*YOUR GOAL*
Among the entries below, count the lines that contain the word "text". Write down only the total.

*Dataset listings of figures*
************

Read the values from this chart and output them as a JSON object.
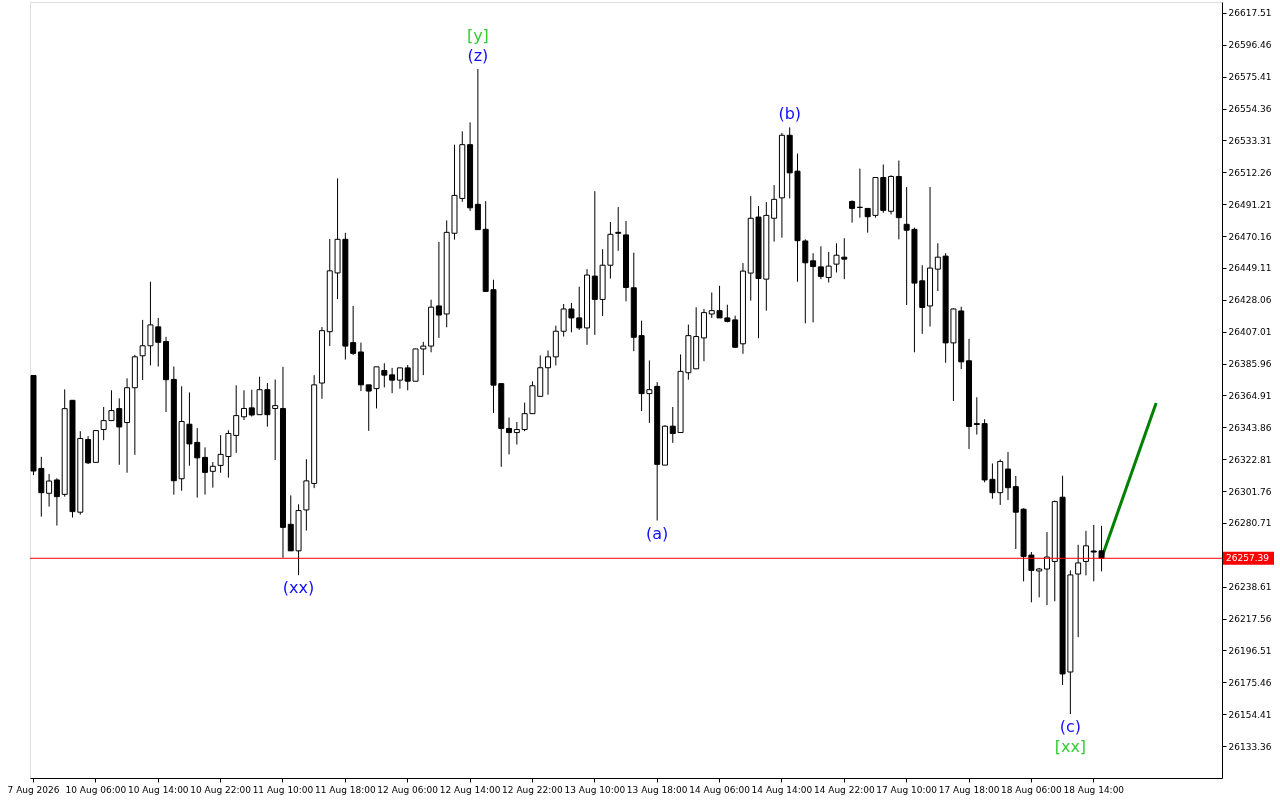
{
  "chart_data": {
    "type": "candlestick",
    "categories": [
      "7 Aug 2026",
      null,
      null,
      null,
      null,
      null,
      null,
      null,
      "10 Aug 06:00",
      null,
      null,
      null,
      null,
      null,
      null,
      null,
      "10 Aug 14:00",
      null,
      null,
      null,
      null,
      null,
      null,
      null,
      "10 Aug 22:00",
      null,
      null,
      null,
      null,
      null,
      null,
      null,
      "11 Aug 10:00",
      null,
      null,
      null,
      null,
      null,
      null,
      null,
      "11 Aug 18:00",
      null,
      null,
      null,
      null,
      null,
      null,
      null,
      "12 Aug 06:00",
      null,
      null,
      null,
      null,
      null,
      null,
      null,
      "12 Aug 14:00",
      null,
      null,
      null,
      null,
      null,
      null,
      null,
      "12 Aug 22:00",
      null,
      null,
      null,
      null,
      null,
      null,
      null,
      "13 Aug 10:00",
      null,
      null,
      null,
      null,
      null,
      null,
      null,
      "13 Aug 18:00",
      null,
      null,
      null,
      null,
      null,
      null,
      null,
      "14 Aug 06:00",
      null,
      null,
      null,
      null,
      null,
      null,
      null,
      "14 Aug 14:00",
      null,
      null,
      null,
      null,
      null,
      null,
      null,
      "14 Aug 22:00",
      null,
      null,
      null,
      null,
      null,
      null,
      null,
      "17 Aug 10:00",
      null,
      null,
      null,
      null,
      null,
      null,
      null,
      "17 Aug 18:00",
      null,
      null,
      null,
      null,
      null,
      null,
      null,
      "18 Aug 06:00",
      null,
      null,
      null,
      null,
      null,
      null,
      null,
      "18 Aug 14:00",
      null,
      null,
      null,
      null,
      null,
      null,
      null,
      null,
      null,
      null,
      null,
      null,
      null,
      null,
      null,
      null
    ],
    "ohlc": [
      [
        26378.1,
        26378.1,
        26312.3,
        26315.0
      ],
      [
        26316.7,
        26324.4,
        26284.9,
        26300.7
      ],
      [
        26300.3,
        26313.0,
        26291.5,
        26308.4
      ],
      [
        26309.1,
        26310.2,
        26279.0,
        26298.1
      ],
      [
        26299.6,
        26368.9,
        26298.1,
        26356.2
      ],
      [
        26361.7,
        26361.7,
        26284.3,
        26288.2
      ],
      [
        26287.8,
        26341.3,
        26286.2,
        26336.5
      ],
      [
        26335.8,
        26338.0,
        26319.6,
        26320.4
      ],
      [
        26320.7,
        26341.7,
        26320.7,
        26341.7
      ],
      [
        26342.4,
        26357.3,
        26335.4,
        26348.3
      ],
      [
        26348.3,
        26368.3,
        26348.3,
        26354.9
      ],
      [
        26356.2,
        26363.0,
        26319.1,
        26344.1
      ],
      [
        26347.0,
        26376.2,
        26313.9,
        26370.0
      ],
      [
        26370.0,
        26391.7,
        26325.7,
        26390.4
      ],
      [
        26391.1,
        26414.8,
        26375.0,
        26397.7
      ],
      [
        26397.7,
        26440.0,
        26384.7,
        26411.5
      ],
      [
        26410.2,
        26416.1,
        26384.0,
        26400.0
      ],
      [
        26400.5,
        26403.6,
        26354.0,
        26375.3
      ],
      [
        26375.5,
        26384.0,
        26299.4,
        26308.6
      ],
      [
        26309.9,
        26370.9,
        26302.0,
        26347.7
      ],
      [
        26345.9,
        26366.9,
        26318.5,
        26332.9
      ],
      [
        26333.9,
        26343.3,
        26297.4,
        26323.7
      ],
      [
        26324.0,
        26330.6,
        26299.4,
        26314.1
      ],
      [
        26314.8,
        26320.9,
        26304.0,
        26318.1
      ],
      [
        26318.7,
        26338.7,
        26313.9,
        26326.0
      ],
      [
        26324.6,
        26341.9,
        26310.6,
        26339.8
      ],
      [
        26338.5,
        26371.6,
        26327.0,
        26351.6
      ],
      [
        26350.8,
        26368.3,
        26348.7,
        26356.3
      ],
      [
        26356.7,
        26368.7,
        26351.0,
        26352.0
      ],
      [
        26352.2,
        26377.3,
        26352.2,
        26368.7
      ],
      [
        26368.7,
        26373.1,
        26344.3,
        26352.2
      ],
      [
        26356.3,
        26375.4,
        26322.3,
        26358.2
      ],
      [
        26356.3,
        26383.8,
        26257.7,
        26277.8
      ],
      [
        26279.8,
        26298.9,
        26262.3,
        26262.3
      ],
      [
        26262.3,
        26293.0,
        26246.2,
        26288.9
      ],
      [
        26289.3,
        26322.8,
        26275.7,
        26308.5
      ],
      [
        26306.8,
        26378.3,
        26303.7,
        26371.9
      ],
      [
        26373.1,
        26410.1,
        26362.7,
        26407.7
      ],
      [
        26407.0,
        26468.2,
        26397.5,
        26447.2
      ],
      [
        26445.8,
        26508.2,
        26428.5,
        26468.0
      ],
      [
        26468.0,
        26472.3,
        26388.6,
        26397.5
      ],
      [
        26399.8,
        26424.0,
        26391.7,
        26392.7
      ],
      [
        26393.6,
        26399.8,
        26367.8,
        26371.9
      ],
      [
        26371.9,
        26371.9,
        26341.5,
        26367.8
      ],
      [
        26369.4,
        26383.8,
        26356.3,
        26383.8
      ],
      [
        26381.4,
        26386.2,
        26370.2,
        26378.3
      ],
      [
        26378.5,
        26383.1,
        26366.4,
        26375.0
      ],
      [
        26375.0,
        26383.1,
        26369.4,
        26383.1
      ],
      [
        26383.1,
        26385.0,
        26368.3,
        26374.3
      ],
      [
        26374.3,
        26395.8,
        26374.3,
        26395.6
      ],
      [
        26395.6,
        26400.3,
        26378.3,
        26397.5
      ],
      [
        26397.5,
        26428.1,
        26393.4,
        26423.2
      ],
      [
        26424.0,
        26466.3,
        26402.9,
        26418.0
      ],
      [
        26418.7,
        26480.5,
        26409.9,
        26472.6
      ],
      [
        26472.0,
        26530.5,
        26467.8,
        26497.0
      ],
      [
        26495.0,
        26539.3,
        26492.8,
        26530.5
      ],
      [
        26530.5,
        26545.2,
        26486.7,
        26488.8
      ],
      [
        26491.1,
        26580.5,
        26474.4,
        26474.4
      ],
      [
        26474.6,
        26493.2,
        26433.6,
        26433.6
      ],
      [
        26434.7,
        26441.3,
        26353.3,
        26371.7
      ],
      [
        26372.7,
        26372.7,
        26317.8,
        26343.1
      ],
      [
        26343.1,
        26350.3,
        26326.0,
        26340.4
      ],
      [
        26340.4,
        26347.4,
        26332.5,
        26342.4
      ],
      [
        26342.4,
        26360.2,
        26341.3,
        26352.9
      ],
      [
        26352.9,
        26374.2,
        26352.9,
        26371.3
      ],
      [
        26364.3,
        26391.3,
        26364.3,
        26383.2
      ],
      [
        26383.2,
        26394.6,
        26365.4,
        26390.4
      ],
      [
        26390.4,
        26411.0,
        26384.7,
        26407.3
      ],
      [
        26407.3,
        26425.3,
        26403.8,
        26422.0
      ],
      [
        26422.0,
        26426.0,
        26406.6,
        26416.1
      ],
      [
        26416.1,
        26436.7,
        26408.2,
        26409.5
      ],
      [
        26409.5,
        26448.3,
        26398.3,
        26444.4
      ],
      [
        26443.7,
        26499.8,
        26404.9,
        26428.3
      ],
      [
        26428.3,
        26461.5,
        26417.4,
        26450.9
      ],
      [
        26450.9,
        26479.4,
        26442.1,
        26471.3
      ],
      [
        26472.6,
        26489.3,
        26460.4,
        26472.0
      ],
      [
        26470.9,
        26480.1,
        26427.0,
        26436.2
      ],
      [
        26436.0,
        26459.2,
        26394.1,
        26403.3
      ],
      [
        26404.4,
        26414.3,
        26354.6,
        26366.1
      ],
      [
        26366.1,
        26388.0,
        26346.8,
        26368.7
      ],
      [
        26370.9,
        26373.7,
        26282.3,
        26319.4
      ],
      [
        26318.9,
        26345.2,
        26318.9,
        26344.6
      ],
      [
        26344.6,
        26357.3,
        26333.6,
        26339.8
      ],
      [
        26340.4,
        26392.0,
        26340.4,
        26380.8
      ],
      [
        26379.9,
        26411.7,
        26375.3,
        26404.4
      ],
      [
        26382.5,
        26423.1,
        26382.5,
        26403.8
      ],
      [
        26402.9,
        26422.0,
        26387.5,
        26419.6
      ],
      [
        26418.7,
        26432.9,
        26416.1,
        26420.9
      ],
      [
        26420.9,
        26437.3,
        26416.1,
        26416.1
      ],
      [
        26416.1,
        26424.8,
        26413.2,
        26413.8
      ],
      [
        26414.8,
        26417.6,
        26396.7,
        26396.7
      ],
      [
        26399.0,
        26452.3,
        26392.4,
        26447.0
      ],
      [
        26445.7,
        26496.5,
        26427.5,
        26481.9
      ],
      [
        26482.7,
        26490.0,
        26402.7,
        26442.1
      ],
      [
        26441.7,
        26492.6,
        26420.9,
        26483.8
      ],
      [
        26481.9,
        26503.8,
        26466.5,
        26494.4
      ],
      [
        26495.4,
        26538.2,
        26469.1,
        26536.7
      ],
      [
        26536.7,
        26541.9,
        26495.0,
        26511.9
      ],
      [
        26513.0,
        26524.6,
        26440.0,
        26467.1
      ],
      [
        26466.9,
        26468.0,
        26412.5,
        26452.5
      ],
      [
        26453.8,
        26458.8,
        26413.2,
        26450.0
      ],
      [
        26449.8,
        26463.4,
        26441.7,
        26443.5
      ],
      [
        26442.8,
        26459.7,
        26439.5,
        26450.3
      ],
      [
        26451.6,
        26465.4,
        26446.1,
        26457.5
      ],
      [
        26456.2,
        26468.7,
        26441.7,
        26454.9
      ],
      [
        26493.0,
        26493.7,
        26479.0,
        26488.4
      ],
      [
        26489.2,
        26514.7,
        26482.3,
        26489.0
      ],
      [
        26488.4,
        26488.4,
        26472.4,
        26482.9
      ],
      [
        26483.8,
        26509.0,
        26482.3,
        26508.8
      ],
      [
        26508.8,
        26517.4,
        26485.5,
        26487.1
      ],
      [
        26486.5,
        26510.3,
        26484.5,
        26509.5
      ],
      [
        26509.5,
        26520.0,
        26468.0,
        26482.3
      ],
      [
        26477.9,
        26502.5,
        26424.6,
        26474.0
      ],
      [
        26474.6,
        26475.7,
        26393.4,
        26439.1
      ],
      [
        26440.6,
        26450.9,
        26405.6,
        26423.0
      ],
      [
        26424.0,
        26502.5,
        26410.5,
        26449.0
      ],
      [
        26448.3,
        26465.4,
        26433.8,
        26456.2
      ],
      [
        26456.9,
        26458.8,
        26386.5,
        26399.6
      ],
      [
        26399.6,
        26422.4,
        26361.2,
        26422.0
      ],
      [
        26420.7,
        26423.5,
        26382.3,
        26387.1
      ],
      [
        26387.8,
        26402.3,
        26329.6,
        26344.4
      ],
      [
        26346.3,
        26363.7,
        26339.1,
        26345.7
      ],
      [
        26346.3,
        26349.2,
        26307.5,
        26309.1
      ],
      [
        26309.5,
        26320.0,
        26296.7,
        26300.7
      ],
      [
        26300.7,
        26322.7,
        26292.6,
        26321.3
      ],
      [
        26316.3,
        26327.5,
        26295.9,
        26304.0
      ],
      [
        26304.7,
        26311.7,
        26263.5,
        26287.8
      ],
      [
        26289.8,
        26290.4,
        26242.2,
        26258.6
      ],
      [
        26259.5,
        26261.5,
        26228.3,
        26249.4
      ],
      [
        26249.0,
        26251.0,
        26231.6,
        26250.3
      ],
      [
        26250.3,
        26274.7,
        26226.4,
        26258.2
      ],
      [
        26255.3,
        26295.5,
        26229.0,
        26294.8
      ],
      [
        26297.7,
        26311.9,
        26173.7,
        26181.0
      ],
      [
        26182.3,
        26249.4,
        26154.5,
        26246.4
      ],
      [
        26247.0,
        26266.3,
        26205.3,
        26254.3
      ],
      [
        26255.3,
        26275.5,
        26246.1,
        26265.6
      ],
      [
        26262.2,
        26279.4,
        26242.2,
        26261.5
      ],
      [
        26262.3,
        26278.8,
        26248.7,
        26257.4
      ],
      null,
      null,
      null,
      null,
      null,
      null,
      null,
      null,
      null,
      null,
      null,
      null,
      null,
      null,
      null
    ],
    "series": [
      {
        "type": "line",
        "color": "#008000",
        "values": [
          null,
          null,
          null,
          null,
          null,
          null,
          null,
          null,
          null,
          null,
          null,
          null,
          null,
          null,
          null,
          null,
          null,
          null,
          null,
          null,
          null,
          null,
          null,
          null,
          null,
          null,
          null,
          null,
          null,
          null,
          null,
          null,
          null,
          null,
          null,
          null,
          null,
          null,
          null,
          null,
          null,
          null,
          null,
          null,
          null,
          null,
          null,
          null,
          null,
          null,
          null,
          null,
          null,
          null,
          null,
          null,
          null,
          null,
          null,
          null,
          null,
          null,
          null,
          null,
          null,
          null,
          null,
          null,
          null,
          null,
          null,
          null,
          null,
          null,
          null,
          null,
          null,
          null,
          null,
          null,
          null,
          null,
          null,
          null,
          null,
          null,
          null,
          null,
          null,
          null,
          null,
          null,
          null,
          null,
          null,
          null,
          null,
          null,
          null,
          null,
          null,
          null,
          null,
          null,
          null,
          null,
          null,
          null,
          null,
          null,
          null,
          null,
          null,
          null,
          null,
          null,
          null,
          null,
          null,
          null,
          null,
          null,
          null,
          null,
          null,
          null,
          null,
          null,
          null,
          null,
          null,
          null,
          null,
          null,
          null,
          null,
          null,
          26257.4,
          null,
          null,
          null,
          null,
          null,
          null,
          26359.9,
          null,
          null,
          null,
          null,
          null,
          null,
          null,
          null
        ]
      }
    ],
    "ylim": [
      26112.3,
      26624.7
    ],
    "yticks": [
      26133.36,
      26154.41,
      26175.46,
      26196.51,
      26217.56,
      26238.61,
      26280.71,
      26301.76,
      26322.81,
      26343.86,
      26364.91,
      26385.96,
      26407.01,
      26428.06,
      26449.11,
      26470.16,
      26491.21,
      26512.26,
      26533.31,
      26554.36,
      26575.41,
      26596.46,
      26617.51
    ],
    "ref_lines": [
      {
        "axis": "y",
        "value": 26257.39,
        "label": "26257.39",
        "color": "#ff0000"
      }
    ],
    "annotations": [
      {
        "text": "(xx)",
        "y": 26246.2
      },
      {
        "text": "(z)",
        "y": 26580.5
      },
      {
        "text": "[y]",
        "y": 26580.5
      },
      {
        "text": "(a)",
        "y": 26282.3
      },
      {
        "text": "(b)",
        "y": 26541.9
      },
      {
        "text": "(c)",
        "y": 26154.5
      },
      {
        "text": "[xx]",
        "y": 26154.5
      }
    ]
  }
}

************

*THE ANSWER*
7